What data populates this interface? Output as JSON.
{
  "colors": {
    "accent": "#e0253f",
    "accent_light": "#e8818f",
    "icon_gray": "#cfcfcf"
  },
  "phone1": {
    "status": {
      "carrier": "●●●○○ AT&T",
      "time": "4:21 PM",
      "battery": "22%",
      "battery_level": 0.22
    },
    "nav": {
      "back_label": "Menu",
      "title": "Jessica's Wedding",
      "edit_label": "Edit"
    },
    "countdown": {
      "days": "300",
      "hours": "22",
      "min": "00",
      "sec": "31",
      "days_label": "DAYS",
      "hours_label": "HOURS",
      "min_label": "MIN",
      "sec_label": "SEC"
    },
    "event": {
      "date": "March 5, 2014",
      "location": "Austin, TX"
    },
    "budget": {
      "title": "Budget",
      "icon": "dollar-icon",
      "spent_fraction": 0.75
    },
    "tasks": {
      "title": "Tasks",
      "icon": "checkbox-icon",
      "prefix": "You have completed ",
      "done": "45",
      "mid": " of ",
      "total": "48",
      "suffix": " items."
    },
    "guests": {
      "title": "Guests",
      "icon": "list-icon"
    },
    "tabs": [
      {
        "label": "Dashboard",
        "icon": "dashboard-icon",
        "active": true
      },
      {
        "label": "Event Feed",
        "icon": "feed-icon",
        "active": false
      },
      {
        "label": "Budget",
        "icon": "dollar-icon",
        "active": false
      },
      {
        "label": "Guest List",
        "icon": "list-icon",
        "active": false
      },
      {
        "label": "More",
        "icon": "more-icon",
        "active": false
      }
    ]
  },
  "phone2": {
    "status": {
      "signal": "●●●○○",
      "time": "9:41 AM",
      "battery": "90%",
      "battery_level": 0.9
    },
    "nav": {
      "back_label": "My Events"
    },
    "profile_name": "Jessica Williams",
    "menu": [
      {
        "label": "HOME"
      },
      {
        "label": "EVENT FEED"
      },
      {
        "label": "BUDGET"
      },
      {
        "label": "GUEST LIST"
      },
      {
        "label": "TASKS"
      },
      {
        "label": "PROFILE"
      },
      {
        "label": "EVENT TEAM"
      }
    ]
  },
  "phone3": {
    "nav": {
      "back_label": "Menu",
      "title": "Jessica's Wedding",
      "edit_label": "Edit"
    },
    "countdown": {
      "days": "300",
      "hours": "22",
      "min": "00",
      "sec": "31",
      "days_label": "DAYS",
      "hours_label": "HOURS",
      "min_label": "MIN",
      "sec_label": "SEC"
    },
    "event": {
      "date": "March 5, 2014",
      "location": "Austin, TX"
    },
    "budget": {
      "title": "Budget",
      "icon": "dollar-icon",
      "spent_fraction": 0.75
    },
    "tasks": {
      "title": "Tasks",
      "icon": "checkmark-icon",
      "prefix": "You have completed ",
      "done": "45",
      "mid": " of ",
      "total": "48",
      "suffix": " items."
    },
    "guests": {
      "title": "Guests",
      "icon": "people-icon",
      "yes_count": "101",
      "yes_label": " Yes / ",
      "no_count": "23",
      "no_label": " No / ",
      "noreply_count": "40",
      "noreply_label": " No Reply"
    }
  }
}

_TASK BRIEF_
Transcribe each record exactly. Leave nothing out.

_RIGHT ANSWER_
What data populates this interface? Output as JSON.
{
  "colors": {
    "accent": "#e0253f",
    "accent_light": "#e8818f",
    "icon_gray": "#cfcfcf"
  },
  "phone1": {
    "status": {
      "carrier": "●●●○○ AT&T",
      "time": "4:21 PM",
      "battery": "22%",
      "battery_level": 0.22
    },
    "nav": {
      "back_label": "Menu",
      "title": "Jessica's Wedding",
      "edit_label": "Edit"
    },
    "countdown": {
      "days": "300",
      "hours": "22",
      "min": "00",
      "sec": "31",
      "days_label": "DAYS",
      "hours_label": "HOURS",
      "min_label": "MIN",
      "sec_label": "SEC"
    },
    "event": {
      "date": "March 5, 2014",
      "location": "Austin, TX"
    },
    "budget": {
      "title": "Budget",
      "icon": "dollar-icon",
      "spent_fraction": 0.75
    },
    "tasks": {
      "title": "Tasks",
      "icon": "checkbox-icon",
      "prefix": "You have completed ",
      "done": "45",
      "mid": " of ",
      "total": "48",
      "suffix": " items."
    },
    "guests": {
      "title": "Guests",
      "icon": "list-icon"
    },
    "tabs": [
      {
        "label": "Dashboard",
        "icon": "dashboard-icon",
        "active": true
      },
      {
        "label": "Event Feed",
        "icon": "feed-icon",
        "active": false
      },
      {
        "label": "Budget",
        "icon": "dollar-icon",
        "active": false
      },
      {
        "label": "Guest List",
        "icon": "list-icon",
        "active": false
      },
      {
        "label": "More",
        "icon": "more-icon",
        "active": false
      }
    ]
  },
  "phone2": {
    "status": {
      "signal": "●●●○○",
      "time": "9:41 AM",
      "battery": "90%",
      "battery_level": 0.9
    },
    "nav": {
      "back_label": "My Events"
    },
    "profile_name": "Jessica Williams",
    "menu": [
      {
        "label": "HOME"
      },
      {
        "label": "EVENT FEED"
      },
      {
        "label": "BUDGET"
      },
      {
        "label": "GUEST LIST"
      },
      {
        "label": "TASKS"
      },
      {
        "label": "PROFILE"
      },
      {
        "label": "EVENT TEAM"
      }
    ]
  },
  "phone3": {
    "nav": {
      "back_label": "Menu",
      "title": "Jessica's Wedding",
      "edit_label": "Edit"
    },
    "countdown": {
      "days": "300",
      "hours": "22",
      "min": "00",
      "sec": "31",
      "days_label": "DAYS",
      "hours_label": "HOURS",
      "min_label": "MIN",
      "sec_label": "SEC"
    },
    "event": {
      "date": "March 5, 2014",
      "location": "Austin, TX"
    },
    "budget": {
      "title": "Budget",
      "icon": "dollar-icon",
      "spent_fraction": 0.75
    },
    "tasks": {
      "title": "Tasks",
      "icon": "checkmark-icon",
      "prefix": "You have completed ",
      "done": "45",
      "mid": " of ",
      "total": "48",
      "suffix": " items."
    },
    "guests": {
      "title": "Guests",
      "icon": "people-icon",
      "yes_count": "101",
      "yes_label": " Yes / ",
      "no_count": "23",
      "no_label": " No / ",
      "noreply_count": "40",
      "noreply_label": " No Reply"
    }
  }
}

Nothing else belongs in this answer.